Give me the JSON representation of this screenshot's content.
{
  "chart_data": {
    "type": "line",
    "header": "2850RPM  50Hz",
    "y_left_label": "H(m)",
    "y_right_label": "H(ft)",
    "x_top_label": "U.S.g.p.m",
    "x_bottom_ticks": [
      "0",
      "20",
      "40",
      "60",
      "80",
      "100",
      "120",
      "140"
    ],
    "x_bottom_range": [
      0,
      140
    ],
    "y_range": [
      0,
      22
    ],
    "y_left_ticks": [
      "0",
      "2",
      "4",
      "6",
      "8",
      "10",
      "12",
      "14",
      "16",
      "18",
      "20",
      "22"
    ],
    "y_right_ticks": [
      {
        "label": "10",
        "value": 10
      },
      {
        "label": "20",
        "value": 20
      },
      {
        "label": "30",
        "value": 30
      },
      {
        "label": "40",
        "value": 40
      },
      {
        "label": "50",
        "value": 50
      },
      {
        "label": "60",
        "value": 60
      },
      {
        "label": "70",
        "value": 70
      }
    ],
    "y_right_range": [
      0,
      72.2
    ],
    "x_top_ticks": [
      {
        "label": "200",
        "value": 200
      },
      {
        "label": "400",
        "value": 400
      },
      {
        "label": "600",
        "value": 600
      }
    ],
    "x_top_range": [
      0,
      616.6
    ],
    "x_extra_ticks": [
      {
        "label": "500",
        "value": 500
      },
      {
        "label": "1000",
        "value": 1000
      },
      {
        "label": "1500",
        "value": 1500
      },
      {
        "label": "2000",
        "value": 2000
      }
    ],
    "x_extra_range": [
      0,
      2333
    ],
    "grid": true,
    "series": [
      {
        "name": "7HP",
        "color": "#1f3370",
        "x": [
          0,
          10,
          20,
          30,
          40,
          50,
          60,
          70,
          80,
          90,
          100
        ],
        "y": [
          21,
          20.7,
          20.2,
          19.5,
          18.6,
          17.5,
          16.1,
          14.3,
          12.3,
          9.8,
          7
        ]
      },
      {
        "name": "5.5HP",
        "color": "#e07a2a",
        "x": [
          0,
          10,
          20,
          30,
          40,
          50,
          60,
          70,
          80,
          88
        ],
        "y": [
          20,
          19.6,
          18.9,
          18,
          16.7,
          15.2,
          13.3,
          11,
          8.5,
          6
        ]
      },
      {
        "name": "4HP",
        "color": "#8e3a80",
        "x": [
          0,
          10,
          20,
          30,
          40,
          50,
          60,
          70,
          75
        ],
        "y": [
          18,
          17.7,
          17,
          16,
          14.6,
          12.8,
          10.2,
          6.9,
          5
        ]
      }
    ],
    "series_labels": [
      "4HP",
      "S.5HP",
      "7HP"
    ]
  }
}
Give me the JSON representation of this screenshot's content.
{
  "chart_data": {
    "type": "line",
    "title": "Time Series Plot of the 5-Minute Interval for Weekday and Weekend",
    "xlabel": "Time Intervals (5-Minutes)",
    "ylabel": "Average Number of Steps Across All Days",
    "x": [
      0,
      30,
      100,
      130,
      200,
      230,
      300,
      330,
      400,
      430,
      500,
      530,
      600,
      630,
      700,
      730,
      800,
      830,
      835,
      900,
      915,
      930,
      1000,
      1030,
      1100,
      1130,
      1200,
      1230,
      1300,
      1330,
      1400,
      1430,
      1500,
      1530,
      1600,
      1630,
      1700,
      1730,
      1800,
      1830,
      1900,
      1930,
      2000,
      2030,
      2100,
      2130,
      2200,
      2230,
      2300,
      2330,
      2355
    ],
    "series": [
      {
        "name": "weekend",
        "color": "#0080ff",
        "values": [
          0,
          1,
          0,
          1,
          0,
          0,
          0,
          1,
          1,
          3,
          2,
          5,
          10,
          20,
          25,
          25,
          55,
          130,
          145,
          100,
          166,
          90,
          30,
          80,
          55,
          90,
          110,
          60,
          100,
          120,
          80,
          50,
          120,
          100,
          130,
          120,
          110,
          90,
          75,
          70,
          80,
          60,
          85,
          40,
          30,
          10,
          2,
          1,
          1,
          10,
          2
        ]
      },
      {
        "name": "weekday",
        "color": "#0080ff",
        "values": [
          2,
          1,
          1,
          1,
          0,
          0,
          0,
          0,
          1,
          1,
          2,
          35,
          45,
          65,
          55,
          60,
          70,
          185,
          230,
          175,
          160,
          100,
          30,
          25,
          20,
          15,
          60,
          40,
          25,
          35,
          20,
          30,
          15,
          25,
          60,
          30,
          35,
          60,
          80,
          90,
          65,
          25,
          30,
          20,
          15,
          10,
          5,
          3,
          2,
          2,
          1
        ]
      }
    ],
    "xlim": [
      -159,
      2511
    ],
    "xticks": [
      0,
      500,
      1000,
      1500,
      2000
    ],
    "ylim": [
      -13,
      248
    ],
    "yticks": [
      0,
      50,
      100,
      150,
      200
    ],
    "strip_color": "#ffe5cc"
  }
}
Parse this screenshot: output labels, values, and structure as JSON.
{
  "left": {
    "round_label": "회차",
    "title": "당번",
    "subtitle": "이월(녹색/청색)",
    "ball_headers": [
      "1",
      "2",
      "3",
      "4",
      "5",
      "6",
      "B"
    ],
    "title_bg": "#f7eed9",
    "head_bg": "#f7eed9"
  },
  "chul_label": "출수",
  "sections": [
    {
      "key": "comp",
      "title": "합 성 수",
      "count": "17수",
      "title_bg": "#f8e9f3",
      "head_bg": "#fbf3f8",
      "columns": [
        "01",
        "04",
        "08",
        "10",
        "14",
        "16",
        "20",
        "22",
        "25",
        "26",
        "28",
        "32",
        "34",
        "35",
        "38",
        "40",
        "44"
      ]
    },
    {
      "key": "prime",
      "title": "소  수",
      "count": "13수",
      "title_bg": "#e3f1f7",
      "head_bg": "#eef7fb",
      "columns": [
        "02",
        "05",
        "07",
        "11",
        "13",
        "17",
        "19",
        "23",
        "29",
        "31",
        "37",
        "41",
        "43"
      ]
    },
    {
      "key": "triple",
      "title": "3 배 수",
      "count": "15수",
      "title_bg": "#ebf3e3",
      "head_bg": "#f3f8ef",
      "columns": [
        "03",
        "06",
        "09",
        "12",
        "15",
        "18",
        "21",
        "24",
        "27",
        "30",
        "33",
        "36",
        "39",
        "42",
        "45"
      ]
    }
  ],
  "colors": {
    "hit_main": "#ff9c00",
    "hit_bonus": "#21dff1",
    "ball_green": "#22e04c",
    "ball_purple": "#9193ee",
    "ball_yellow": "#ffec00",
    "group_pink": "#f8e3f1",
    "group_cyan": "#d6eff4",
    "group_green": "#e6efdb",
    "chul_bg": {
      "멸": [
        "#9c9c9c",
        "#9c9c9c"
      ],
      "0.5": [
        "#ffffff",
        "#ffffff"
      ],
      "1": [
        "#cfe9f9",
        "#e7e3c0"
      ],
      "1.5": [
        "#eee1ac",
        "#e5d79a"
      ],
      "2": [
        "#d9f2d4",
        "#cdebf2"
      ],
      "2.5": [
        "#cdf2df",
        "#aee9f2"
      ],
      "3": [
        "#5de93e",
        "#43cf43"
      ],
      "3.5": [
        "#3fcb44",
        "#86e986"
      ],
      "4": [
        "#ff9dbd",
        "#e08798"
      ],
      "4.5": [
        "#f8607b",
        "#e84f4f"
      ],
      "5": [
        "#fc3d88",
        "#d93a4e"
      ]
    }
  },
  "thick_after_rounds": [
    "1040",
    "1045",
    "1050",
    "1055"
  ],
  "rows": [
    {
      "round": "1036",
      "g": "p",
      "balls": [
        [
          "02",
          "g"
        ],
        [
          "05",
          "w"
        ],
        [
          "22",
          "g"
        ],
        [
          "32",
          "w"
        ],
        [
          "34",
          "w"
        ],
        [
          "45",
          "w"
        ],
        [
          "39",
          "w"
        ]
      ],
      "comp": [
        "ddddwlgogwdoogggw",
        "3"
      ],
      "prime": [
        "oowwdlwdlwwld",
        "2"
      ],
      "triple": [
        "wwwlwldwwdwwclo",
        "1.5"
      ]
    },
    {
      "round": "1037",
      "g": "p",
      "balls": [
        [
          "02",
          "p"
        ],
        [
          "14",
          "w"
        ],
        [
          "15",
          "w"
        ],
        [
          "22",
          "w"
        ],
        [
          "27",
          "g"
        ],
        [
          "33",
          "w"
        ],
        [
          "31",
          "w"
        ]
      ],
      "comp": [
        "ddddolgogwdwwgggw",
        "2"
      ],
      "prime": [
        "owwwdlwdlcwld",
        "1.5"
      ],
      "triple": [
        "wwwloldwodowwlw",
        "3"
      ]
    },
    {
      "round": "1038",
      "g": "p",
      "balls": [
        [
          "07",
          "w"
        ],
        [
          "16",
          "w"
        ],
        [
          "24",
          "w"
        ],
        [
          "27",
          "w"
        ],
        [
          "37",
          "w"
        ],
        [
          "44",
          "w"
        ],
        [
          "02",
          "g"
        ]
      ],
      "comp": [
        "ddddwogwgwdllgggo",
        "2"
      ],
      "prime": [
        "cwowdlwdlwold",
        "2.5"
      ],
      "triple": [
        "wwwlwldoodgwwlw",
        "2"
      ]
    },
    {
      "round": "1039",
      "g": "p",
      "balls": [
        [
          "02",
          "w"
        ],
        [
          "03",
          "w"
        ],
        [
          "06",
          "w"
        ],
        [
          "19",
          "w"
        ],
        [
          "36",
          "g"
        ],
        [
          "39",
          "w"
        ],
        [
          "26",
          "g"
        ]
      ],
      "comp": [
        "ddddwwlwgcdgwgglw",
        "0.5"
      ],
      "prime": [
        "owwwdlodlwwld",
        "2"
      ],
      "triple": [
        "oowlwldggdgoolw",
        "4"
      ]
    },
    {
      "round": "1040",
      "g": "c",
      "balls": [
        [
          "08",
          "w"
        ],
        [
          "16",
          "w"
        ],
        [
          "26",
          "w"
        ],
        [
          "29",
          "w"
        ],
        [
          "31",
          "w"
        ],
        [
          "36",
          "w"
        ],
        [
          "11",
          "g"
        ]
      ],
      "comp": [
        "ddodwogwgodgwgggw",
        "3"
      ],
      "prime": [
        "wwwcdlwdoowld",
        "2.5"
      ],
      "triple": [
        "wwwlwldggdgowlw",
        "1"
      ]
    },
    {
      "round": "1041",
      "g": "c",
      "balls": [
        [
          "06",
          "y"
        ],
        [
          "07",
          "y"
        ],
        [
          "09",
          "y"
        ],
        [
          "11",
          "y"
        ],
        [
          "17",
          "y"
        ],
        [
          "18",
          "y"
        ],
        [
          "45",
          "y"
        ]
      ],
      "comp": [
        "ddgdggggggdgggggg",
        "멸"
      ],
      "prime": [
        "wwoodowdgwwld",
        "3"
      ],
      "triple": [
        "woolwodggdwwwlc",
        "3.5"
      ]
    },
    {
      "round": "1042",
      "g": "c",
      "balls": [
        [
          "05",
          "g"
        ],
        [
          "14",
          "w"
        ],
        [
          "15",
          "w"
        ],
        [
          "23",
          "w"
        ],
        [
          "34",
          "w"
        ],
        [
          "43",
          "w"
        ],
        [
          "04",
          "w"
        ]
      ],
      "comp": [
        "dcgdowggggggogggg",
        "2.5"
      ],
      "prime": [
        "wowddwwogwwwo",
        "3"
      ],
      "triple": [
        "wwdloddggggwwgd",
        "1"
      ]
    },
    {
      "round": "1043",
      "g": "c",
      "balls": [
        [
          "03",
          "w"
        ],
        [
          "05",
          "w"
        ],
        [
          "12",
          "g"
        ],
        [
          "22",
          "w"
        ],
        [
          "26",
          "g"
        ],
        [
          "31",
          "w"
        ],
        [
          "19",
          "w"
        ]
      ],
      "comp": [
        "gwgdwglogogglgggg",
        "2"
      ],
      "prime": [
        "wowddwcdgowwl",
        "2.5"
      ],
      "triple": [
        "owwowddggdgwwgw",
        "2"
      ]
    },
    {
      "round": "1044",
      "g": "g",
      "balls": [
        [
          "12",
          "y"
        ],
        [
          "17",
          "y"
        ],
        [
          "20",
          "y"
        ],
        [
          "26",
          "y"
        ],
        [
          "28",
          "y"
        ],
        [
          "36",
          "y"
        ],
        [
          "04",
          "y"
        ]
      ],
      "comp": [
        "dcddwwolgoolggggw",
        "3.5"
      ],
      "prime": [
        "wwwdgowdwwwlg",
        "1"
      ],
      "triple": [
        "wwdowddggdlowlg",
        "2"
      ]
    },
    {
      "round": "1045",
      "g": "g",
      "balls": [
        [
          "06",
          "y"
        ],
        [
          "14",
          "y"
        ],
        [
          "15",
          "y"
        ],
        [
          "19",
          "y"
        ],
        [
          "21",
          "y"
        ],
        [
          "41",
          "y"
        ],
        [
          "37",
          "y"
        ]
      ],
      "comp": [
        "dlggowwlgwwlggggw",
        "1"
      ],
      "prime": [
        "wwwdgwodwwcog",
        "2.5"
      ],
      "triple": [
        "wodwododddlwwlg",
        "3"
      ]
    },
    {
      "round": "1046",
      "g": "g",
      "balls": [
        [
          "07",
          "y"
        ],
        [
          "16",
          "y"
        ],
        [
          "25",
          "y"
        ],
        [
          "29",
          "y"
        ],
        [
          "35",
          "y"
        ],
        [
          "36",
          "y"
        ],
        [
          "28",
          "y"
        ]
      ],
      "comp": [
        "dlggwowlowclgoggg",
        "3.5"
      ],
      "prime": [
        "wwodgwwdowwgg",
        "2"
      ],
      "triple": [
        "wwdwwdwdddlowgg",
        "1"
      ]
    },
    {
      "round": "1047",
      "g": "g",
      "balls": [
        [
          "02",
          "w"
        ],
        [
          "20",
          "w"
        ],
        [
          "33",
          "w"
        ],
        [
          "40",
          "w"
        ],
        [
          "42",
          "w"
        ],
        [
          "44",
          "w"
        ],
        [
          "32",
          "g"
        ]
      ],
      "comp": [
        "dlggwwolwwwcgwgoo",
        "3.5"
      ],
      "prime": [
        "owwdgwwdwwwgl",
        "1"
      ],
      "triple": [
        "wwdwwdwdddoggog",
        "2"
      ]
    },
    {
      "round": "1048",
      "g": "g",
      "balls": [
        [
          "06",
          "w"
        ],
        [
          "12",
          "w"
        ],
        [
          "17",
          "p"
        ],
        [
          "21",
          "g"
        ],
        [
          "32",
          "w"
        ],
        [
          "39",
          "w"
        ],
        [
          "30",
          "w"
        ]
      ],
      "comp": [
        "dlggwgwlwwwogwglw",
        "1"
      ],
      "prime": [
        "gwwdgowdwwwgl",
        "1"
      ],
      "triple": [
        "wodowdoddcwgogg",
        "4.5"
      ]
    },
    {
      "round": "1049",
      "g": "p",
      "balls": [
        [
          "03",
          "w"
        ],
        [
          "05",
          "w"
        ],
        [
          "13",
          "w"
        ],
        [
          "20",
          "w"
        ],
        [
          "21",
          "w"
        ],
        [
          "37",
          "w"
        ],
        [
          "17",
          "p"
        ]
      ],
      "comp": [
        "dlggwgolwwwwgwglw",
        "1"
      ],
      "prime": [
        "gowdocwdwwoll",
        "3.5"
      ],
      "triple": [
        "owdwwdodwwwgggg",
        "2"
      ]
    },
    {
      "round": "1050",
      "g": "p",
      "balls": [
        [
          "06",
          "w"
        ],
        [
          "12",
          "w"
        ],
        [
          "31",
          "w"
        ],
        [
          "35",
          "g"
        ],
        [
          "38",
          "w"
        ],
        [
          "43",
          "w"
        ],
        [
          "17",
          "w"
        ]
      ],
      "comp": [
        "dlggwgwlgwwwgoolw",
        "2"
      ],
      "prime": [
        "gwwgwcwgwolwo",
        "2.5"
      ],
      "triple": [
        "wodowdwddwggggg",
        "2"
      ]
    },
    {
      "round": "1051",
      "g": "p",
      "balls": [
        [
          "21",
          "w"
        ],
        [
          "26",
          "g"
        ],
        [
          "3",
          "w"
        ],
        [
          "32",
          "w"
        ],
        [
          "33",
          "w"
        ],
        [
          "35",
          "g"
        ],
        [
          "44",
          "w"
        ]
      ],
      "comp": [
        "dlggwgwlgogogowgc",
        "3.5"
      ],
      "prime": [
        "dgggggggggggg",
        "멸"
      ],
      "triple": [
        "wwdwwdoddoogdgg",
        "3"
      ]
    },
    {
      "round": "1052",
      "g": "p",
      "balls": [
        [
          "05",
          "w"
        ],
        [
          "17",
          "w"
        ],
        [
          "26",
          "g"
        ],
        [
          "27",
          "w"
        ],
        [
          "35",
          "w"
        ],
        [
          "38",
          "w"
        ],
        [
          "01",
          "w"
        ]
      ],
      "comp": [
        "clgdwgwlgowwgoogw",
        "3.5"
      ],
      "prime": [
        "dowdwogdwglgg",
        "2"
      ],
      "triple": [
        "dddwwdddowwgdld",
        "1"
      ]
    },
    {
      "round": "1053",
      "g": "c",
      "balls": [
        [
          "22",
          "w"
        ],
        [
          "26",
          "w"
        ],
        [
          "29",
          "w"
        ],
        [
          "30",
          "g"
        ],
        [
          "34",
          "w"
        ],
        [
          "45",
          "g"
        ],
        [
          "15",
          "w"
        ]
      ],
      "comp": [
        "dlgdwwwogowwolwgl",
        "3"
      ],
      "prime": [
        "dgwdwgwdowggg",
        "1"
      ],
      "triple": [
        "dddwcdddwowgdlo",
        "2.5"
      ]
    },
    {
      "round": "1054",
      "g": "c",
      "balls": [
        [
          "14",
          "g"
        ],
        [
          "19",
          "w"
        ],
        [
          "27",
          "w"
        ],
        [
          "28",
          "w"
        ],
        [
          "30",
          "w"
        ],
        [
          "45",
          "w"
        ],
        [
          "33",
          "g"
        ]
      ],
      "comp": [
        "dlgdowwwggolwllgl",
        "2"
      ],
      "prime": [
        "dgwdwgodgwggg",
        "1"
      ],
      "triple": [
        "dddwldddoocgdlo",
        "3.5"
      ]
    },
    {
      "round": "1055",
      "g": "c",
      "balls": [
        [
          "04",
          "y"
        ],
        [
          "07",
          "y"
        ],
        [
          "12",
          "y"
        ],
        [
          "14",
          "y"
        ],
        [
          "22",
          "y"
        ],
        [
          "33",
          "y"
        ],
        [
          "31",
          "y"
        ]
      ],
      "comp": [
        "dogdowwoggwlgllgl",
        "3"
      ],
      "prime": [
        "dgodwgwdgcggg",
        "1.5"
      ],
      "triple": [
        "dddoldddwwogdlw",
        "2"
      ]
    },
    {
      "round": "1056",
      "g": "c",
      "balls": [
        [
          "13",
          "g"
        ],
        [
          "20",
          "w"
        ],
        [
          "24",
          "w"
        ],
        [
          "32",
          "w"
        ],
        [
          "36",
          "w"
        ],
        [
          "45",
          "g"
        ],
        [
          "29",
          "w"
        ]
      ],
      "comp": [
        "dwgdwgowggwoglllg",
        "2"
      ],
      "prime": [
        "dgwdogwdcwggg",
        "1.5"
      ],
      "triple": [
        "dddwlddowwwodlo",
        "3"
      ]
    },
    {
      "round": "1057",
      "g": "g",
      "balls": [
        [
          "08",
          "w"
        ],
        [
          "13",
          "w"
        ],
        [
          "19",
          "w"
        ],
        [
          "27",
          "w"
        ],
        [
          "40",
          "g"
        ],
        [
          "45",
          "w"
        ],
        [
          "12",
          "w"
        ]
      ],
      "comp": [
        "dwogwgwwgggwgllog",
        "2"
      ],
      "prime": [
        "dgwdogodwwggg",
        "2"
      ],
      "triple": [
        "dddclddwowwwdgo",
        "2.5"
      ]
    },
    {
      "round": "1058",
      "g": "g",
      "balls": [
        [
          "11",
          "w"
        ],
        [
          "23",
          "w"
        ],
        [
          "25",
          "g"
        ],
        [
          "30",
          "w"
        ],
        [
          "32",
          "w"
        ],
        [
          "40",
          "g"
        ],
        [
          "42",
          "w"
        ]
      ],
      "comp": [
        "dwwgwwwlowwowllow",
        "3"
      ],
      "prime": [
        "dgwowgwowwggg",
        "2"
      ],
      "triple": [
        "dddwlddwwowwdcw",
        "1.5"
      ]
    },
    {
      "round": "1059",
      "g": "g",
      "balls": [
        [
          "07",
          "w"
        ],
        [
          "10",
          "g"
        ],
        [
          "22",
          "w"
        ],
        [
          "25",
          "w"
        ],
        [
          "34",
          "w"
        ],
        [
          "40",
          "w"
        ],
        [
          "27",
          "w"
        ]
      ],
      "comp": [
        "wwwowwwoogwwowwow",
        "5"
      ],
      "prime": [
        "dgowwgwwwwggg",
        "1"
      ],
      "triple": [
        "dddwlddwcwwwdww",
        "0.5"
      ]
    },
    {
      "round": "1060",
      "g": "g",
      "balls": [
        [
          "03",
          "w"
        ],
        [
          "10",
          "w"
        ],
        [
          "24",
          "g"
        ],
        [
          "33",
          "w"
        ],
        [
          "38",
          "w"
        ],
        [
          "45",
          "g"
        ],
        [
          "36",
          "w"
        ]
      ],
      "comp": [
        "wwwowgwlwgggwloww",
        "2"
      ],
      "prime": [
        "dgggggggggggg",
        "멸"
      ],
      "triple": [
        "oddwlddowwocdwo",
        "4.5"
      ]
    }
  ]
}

★ ★ ★ ★ ★ ★ ★

Of all the lines above, how many contain the word "Time"? Give the number and nothing else.

**Output below:** 2